#### Data excerpts:
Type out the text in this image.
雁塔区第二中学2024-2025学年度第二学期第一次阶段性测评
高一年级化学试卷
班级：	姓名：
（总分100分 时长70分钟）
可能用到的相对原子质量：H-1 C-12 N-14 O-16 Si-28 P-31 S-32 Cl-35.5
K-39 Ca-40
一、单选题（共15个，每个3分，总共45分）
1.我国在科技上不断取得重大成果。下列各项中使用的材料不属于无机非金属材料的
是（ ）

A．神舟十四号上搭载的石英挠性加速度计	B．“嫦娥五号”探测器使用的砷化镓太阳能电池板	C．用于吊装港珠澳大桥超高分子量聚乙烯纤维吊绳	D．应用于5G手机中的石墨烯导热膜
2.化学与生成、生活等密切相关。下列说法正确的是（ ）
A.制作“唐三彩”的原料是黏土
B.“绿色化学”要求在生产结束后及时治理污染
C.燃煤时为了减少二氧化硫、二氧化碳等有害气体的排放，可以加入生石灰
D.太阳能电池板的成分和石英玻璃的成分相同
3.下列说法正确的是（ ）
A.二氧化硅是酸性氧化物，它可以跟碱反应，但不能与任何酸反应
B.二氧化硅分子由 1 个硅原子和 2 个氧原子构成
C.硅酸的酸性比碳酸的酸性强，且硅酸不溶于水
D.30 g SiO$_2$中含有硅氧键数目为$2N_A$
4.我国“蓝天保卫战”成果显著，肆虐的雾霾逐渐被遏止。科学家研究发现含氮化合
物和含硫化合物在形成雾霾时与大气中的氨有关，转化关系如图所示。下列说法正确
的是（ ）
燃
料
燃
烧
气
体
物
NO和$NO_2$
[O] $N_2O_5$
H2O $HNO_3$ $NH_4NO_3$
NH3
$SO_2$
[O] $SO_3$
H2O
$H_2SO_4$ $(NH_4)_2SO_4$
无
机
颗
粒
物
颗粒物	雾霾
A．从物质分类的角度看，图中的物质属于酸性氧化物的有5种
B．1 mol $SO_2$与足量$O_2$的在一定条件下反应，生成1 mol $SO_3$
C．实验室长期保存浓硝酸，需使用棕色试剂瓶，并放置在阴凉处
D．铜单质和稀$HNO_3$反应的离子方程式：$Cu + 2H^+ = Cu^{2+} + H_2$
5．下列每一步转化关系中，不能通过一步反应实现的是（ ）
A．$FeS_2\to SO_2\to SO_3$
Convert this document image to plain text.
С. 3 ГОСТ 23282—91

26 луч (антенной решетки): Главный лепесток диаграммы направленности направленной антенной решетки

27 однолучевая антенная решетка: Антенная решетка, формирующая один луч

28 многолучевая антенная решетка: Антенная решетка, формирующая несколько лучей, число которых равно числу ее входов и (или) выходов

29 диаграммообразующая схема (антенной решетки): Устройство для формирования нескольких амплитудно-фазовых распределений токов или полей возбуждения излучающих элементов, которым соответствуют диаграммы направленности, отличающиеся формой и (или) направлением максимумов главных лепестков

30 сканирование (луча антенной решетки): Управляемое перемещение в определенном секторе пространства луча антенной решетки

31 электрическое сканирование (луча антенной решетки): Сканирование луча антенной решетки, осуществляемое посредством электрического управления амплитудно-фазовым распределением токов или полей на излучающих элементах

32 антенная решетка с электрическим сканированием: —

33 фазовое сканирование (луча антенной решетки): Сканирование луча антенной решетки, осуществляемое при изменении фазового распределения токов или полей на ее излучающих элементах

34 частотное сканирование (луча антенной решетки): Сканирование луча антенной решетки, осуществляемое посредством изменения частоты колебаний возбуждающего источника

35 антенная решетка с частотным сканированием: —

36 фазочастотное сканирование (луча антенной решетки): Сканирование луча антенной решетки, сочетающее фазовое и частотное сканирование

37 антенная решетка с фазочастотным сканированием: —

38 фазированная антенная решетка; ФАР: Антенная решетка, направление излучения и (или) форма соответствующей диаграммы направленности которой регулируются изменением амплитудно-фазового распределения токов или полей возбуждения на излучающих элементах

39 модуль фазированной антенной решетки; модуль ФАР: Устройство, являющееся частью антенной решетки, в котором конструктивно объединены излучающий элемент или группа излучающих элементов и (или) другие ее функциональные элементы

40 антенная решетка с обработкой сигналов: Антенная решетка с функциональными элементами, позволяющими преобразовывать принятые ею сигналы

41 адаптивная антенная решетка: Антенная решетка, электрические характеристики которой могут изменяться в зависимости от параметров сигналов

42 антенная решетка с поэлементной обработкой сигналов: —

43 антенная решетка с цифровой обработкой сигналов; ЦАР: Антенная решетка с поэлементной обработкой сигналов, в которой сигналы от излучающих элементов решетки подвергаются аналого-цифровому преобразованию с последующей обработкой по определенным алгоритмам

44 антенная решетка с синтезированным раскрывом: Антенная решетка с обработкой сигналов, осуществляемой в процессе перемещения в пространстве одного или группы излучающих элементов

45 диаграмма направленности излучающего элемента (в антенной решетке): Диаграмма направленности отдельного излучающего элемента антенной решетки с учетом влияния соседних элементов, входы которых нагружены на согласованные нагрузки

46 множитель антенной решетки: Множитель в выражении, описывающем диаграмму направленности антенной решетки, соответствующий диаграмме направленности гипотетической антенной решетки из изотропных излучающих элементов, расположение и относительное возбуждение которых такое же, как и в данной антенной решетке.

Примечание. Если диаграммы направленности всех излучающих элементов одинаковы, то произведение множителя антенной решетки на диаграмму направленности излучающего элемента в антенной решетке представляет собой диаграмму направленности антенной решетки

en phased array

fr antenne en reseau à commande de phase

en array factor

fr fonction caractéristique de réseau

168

#### Aim:
Every line above should be printed again exactly as it stands.

#### Exercise output:
Type out the text in this image.
雁塔区第二中学2024-2025学年度第二学期第一次阶段性测评
高一年级化学试卷
班级：	姓名：
（总分100分 时长70分钟）
可能用到的相对原子质量：H-1 C-12 N-14 O-16 Si-28 P-31 S-32 Cl-35.5
K-39 Ca-40
一、单选题（共15个，每个3分，总共45分）
1.我国在科技上不断取得重大成果。下列各项中使用的材料不属于无机非金属材料的
是（ ）

A．神舟十四号上搭载的石英挠性加速度计	B．“嫦娥五号”探测器使用的砷化镓太阳能电池板	C．用于吊装港珠澳大桥超高分子量聚乙烯纤维吊绳	D．应用于5G手机中的石墨烯导热膜
2.化学与生成、生活等密切相关。下列说法正确的是（ ）
A.制作“唐三彩”的原料是黏土
B.“绿色化学”要求在生产结束后及时治理污染
C.燃煤时为了减少二氧化硫、二氧化碳等有害气体的排放，可以加入生石灰
D.太阳能电池板的成分和石英玻璃的成分相同
3.下列说法正确的是（ ）
A.二氧化硅是酸性氧化物，它可以跟碱反应，但不能与任何酸反应
B.二氧化硅分子由 1 个硅原子和 2 个氧原子构成
C.硅酸的酸性比碳酸的酸性强，且硅酸不溶于水
D.30 g SiO$_2$中含有硅氧键数目为$2N_A$
4.我国“蓝天保卫战”成果显著，肆虐的雾霾逐渐被遏止。科学家研究发现含氮化合
物和含硫化合物在形成雾霾时与大气中的氨有关，转化关系如图所示。下列说法正确
的是（ ）
燃
料
燃
烧
气
体
物
NO和$NO_2$
[O] $N_2O_5$
H2O $HNO_3$ $NH_4NO_3$
NH3
$SO_2$
[O] $SO_3$
H2O
$H_2SO_4$ $(NH_4)_2SO_4$
无
机
颗
粒
物
颗粒物	雾霾
A．从物质分类的角度看，图中的物质属于酸性氧化物的有5种
B．1 mol $SO_2$与足量$O_2$的在一定条件下反应，生成1 mol $SO_3$
C．实验室长期保存浓硝酸，需使用棕色试剂瓶，并放置在阴凉处
D．铜单质和稀$HNO_3$反应的离子方程式：$Cu + 2H^+ = Cu^{2+} + H_2$
5．下列每一步转化关系中，不能通过一步反应实现的是（ ）
A．$FeS_2\to SO_2\to SO_3$
Convert this document image to plain text.
С. 3 ГОСТ 23282—91

26 луч (антенной решетки): Главный лепесток диаграммы направленности направленной антенной решетки

27 однолучевая антенная решетка: Антенная решетка, формирующая один луч

28 многолучевая антенная решетка: Антенная решетка, формирующая несколько лучей, число которых равно числу ее входов и (или) выходов

29 диаграммообразующая схема (антенной решетки): Устройство для формирования нескольких амплитудно-фазовых распределений токов или полей возбуждения излучающих элементов, которым соответствуют диаграммы направленности, отличающиеся формой и (или) направлением максимумов главных лепестков

30 сканирование (луча антенной решетки): Управляемое перемещение в определенном секторе пространства луча антенной решетки

31 электрическое сканирование (луча антенной решетки): Сканирование луча антенной решетки, осуществляемое посредством электрического управления амплитудно-фазовым распределением токов или полей на излучающих элементах

32 антенная решетка с электрическим сканированием: —

33 фазовое сканирование (луча антенной решетки): Сканирование луча антенной решетки, осуществляемое при изменении фазового распределения токов или полей на ее излучающих элементах

34 частотное сканирование (луча антенной решетки): Сканирование луча антенной решетки, осуществляемое посредством изменения частоты колебаний возбуждающего источника

35 антенная решетка с частотным сканированием: —

36 фазочастотное сканирование (луча антенной решетки): Сканирование луча антенной решетки, сочетающее фазовое и частотное сканирование

37 антенная решетка с фазочастотным сканированием: —

38 фазированная антенная решетка; ФАР: Антенная решетка, направление излучения и (или) форма соответствующей диаграммы направленности которой регулируются изменением амплитудно-фазового распределения токов или полей возбуждения на излучающих элементах

39 модуль фазированной антенной решетки; модуль ФАР: Устройство, являющееся частью антенной решетки, в котором конструктивно объединены излучающий элемент или группа излучающих элементов и (или) другие ее функциональные элементы

40 антенная решетка с обработкой сигналов: Антенная решетка с функциональными элементами, позволяющими преобразовывать принятые ею сигналы

41 адаптивная антенная решетка: Антенная решетка, электрические характеристики которой могут изменяться в зависимости от параметров сигналов

42 антенная решетка с поэлементной обработкой сигналов: —

43 антенная решетка с цифровой обработкой сигналов; ЦАР: Антенная решетка с поэлементной обработкой сигналов, в которой сигналы от излучающих элементов решетки подвергаются аналого-цифровому преобразованию с последующей обработкой по определенным алгоритмам

44 антенная решетка с синтезированным раскрывом: Антенная решетка с обработкой сигналов, осуществляемой в процессе перемещения в пространстве одного или группы излучающих элементов

45 диаграмма направленности излучающего элемента (в антенной решетке): Диаграмма направленности отдельного излучающего элемента антенной решетки с учетом влияния соседних элементов, входы которых нагружены на согласованные нагрузки

46 множитель антенной решетки: Множитель в выражении, описывающем диаграмму направленности антенной решетки, соответствующий диаграмме направленности гипотетической антенной решетки из изотропных излучающих элементов, расположение и относительное возбуждение которых такое же, как и в данной антенной решетке.

Примечание. Если диаграммы направленности всех излучающих элементов одинаковы, то произведение множителя антенной решетки на диаграмму направленности излучающего элемента в антенной решетке представляет собой диаграмму направленности антенной решетки

en phased array

fr antenne en reseau à commande de phase

en array factor

fr fonction caractéristique de réseau

168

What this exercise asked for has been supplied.